### Task goal
Whenever a line contains the string "this", copy it out of the entries.

### Provided data
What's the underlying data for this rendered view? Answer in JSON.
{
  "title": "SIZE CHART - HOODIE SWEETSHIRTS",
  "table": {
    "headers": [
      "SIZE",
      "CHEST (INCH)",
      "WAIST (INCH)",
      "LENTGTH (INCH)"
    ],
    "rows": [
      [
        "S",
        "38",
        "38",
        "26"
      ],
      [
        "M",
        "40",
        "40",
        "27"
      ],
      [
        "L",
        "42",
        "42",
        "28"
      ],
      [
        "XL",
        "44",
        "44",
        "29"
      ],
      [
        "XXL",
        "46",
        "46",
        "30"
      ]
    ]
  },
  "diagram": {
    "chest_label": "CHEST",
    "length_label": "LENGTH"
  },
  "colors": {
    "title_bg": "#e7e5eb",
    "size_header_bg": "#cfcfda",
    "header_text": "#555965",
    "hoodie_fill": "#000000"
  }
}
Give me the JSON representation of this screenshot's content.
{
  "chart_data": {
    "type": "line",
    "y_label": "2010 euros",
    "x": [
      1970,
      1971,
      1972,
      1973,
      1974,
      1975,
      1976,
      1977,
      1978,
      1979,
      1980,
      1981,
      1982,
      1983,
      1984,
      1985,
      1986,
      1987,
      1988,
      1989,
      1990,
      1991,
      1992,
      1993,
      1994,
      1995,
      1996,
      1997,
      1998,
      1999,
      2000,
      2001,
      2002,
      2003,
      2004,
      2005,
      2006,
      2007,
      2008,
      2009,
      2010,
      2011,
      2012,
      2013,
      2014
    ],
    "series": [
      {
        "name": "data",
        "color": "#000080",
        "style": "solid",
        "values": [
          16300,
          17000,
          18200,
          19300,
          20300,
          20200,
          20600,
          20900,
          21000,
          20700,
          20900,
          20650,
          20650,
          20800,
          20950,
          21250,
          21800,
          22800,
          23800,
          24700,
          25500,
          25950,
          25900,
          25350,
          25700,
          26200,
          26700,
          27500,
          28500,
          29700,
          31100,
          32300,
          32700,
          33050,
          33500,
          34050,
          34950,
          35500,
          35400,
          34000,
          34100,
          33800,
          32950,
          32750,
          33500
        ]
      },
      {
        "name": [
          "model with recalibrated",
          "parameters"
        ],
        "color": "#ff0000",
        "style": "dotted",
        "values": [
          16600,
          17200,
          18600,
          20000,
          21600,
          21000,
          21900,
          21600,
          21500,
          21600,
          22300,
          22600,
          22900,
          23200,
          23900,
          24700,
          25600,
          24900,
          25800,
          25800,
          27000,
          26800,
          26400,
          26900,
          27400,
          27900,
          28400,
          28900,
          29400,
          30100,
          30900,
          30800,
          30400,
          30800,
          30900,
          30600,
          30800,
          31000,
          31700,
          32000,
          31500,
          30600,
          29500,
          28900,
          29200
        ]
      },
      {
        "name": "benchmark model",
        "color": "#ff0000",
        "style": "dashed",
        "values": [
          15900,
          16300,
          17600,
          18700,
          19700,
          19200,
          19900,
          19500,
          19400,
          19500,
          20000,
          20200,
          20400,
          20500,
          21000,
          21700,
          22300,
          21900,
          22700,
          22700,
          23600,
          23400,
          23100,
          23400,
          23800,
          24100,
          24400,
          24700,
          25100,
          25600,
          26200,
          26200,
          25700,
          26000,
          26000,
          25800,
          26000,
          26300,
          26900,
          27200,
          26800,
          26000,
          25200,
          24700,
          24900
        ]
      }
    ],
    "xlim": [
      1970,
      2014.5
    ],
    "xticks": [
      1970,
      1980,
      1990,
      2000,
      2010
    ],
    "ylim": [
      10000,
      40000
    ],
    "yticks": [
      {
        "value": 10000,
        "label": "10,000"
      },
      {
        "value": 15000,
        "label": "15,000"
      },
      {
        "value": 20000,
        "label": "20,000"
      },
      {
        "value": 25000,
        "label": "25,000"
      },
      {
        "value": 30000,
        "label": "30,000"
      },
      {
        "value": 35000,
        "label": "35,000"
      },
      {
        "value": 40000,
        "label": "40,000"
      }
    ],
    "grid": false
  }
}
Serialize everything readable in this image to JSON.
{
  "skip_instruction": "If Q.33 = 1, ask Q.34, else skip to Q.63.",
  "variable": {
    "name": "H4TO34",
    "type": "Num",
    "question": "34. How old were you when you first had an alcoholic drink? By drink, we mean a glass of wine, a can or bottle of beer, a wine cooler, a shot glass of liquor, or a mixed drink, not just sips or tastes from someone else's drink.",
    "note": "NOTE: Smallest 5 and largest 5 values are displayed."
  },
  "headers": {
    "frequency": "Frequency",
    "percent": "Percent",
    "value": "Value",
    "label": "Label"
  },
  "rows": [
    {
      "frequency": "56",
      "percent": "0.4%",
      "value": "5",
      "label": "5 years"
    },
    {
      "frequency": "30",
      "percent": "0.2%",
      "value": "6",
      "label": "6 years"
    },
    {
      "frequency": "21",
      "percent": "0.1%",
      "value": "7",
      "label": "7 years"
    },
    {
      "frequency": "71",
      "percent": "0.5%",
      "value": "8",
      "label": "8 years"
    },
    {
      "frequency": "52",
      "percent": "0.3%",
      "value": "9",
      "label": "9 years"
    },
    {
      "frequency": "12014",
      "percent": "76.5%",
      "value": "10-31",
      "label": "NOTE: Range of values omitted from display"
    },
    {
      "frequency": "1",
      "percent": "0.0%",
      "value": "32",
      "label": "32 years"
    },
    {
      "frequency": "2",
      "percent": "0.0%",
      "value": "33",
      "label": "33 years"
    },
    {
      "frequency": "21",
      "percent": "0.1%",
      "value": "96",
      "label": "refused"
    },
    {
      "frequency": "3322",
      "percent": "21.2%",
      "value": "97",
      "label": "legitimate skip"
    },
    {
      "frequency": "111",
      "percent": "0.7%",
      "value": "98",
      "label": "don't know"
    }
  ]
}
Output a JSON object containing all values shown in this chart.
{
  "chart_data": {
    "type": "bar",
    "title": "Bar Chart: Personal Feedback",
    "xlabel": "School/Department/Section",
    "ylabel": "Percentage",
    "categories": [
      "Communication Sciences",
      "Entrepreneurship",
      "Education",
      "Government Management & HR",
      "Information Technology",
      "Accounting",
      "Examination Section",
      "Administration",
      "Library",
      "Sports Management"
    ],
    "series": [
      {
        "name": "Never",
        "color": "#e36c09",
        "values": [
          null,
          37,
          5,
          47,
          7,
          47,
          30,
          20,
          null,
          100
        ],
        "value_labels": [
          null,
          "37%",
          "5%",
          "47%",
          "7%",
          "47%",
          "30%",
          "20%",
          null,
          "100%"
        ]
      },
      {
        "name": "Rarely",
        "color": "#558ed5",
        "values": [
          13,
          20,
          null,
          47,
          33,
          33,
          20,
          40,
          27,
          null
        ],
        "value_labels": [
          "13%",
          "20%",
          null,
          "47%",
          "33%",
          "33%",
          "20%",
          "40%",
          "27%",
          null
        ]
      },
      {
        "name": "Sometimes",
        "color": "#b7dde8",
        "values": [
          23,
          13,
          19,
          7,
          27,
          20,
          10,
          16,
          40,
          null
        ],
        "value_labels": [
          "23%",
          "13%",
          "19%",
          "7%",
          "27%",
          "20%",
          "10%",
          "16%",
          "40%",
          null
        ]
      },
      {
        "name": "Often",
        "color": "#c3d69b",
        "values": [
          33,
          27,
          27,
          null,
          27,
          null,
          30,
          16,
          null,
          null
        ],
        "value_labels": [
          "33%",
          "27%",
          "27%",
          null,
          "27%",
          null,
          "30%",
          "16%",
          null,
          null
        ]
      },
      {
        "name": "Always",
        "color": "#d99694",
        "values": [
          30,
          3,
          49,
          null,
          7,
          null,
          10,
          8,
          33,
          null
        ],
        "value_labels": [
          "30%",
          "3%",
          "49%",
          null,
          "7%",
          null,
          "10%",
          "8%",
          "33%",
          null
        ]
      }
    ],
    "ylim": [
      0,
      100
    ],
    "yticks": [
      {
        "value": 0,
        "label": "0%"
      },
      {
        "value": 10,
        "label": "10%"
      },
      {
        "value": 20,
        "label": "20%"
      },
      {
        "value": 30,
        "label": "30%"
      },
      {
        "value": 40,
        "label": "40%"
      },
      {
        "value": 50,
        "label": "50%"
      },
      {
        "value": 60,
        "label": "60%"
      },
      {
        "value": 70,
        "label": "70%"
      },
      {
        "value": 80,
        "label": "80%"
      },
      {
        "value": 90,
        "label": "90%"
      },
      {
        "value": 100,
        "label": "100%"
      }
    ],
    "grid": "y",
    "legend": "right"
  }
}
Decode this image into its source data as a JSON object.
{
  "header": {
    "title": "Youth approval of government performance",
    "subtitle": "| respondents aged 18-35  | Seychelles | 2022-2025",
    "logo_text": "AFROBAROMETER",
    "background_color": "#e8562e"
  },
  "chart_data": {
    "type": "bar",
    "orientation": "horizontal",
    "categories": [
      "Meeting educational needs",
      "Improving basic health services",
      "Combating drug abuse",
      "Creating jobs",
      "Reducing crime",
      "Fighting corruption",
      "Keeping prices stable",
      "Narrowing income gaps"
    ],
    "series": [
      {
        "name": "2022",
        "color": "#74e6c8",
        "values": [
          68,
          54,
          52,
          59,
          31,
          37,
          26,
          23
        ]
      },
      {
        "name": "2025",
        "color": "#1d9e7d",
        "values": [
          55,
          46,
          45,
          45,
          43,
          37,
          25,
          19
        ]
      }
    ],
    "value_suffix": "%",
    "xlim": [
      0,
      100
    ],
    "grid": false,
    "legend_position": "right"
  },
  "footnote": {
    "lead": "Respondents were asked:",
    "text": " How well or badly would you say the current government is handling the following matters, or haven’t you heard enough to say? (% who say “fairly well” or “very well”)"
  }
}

### Response below
What's the underlying data for this rendered view? Answer in JSON.
Give me the JSON representation of this screenshot's content.
Serialize everything readable in this image to JSON.
Output a JSON object containing all values shown in this chart.
Decode this image into its source data as a JSON object.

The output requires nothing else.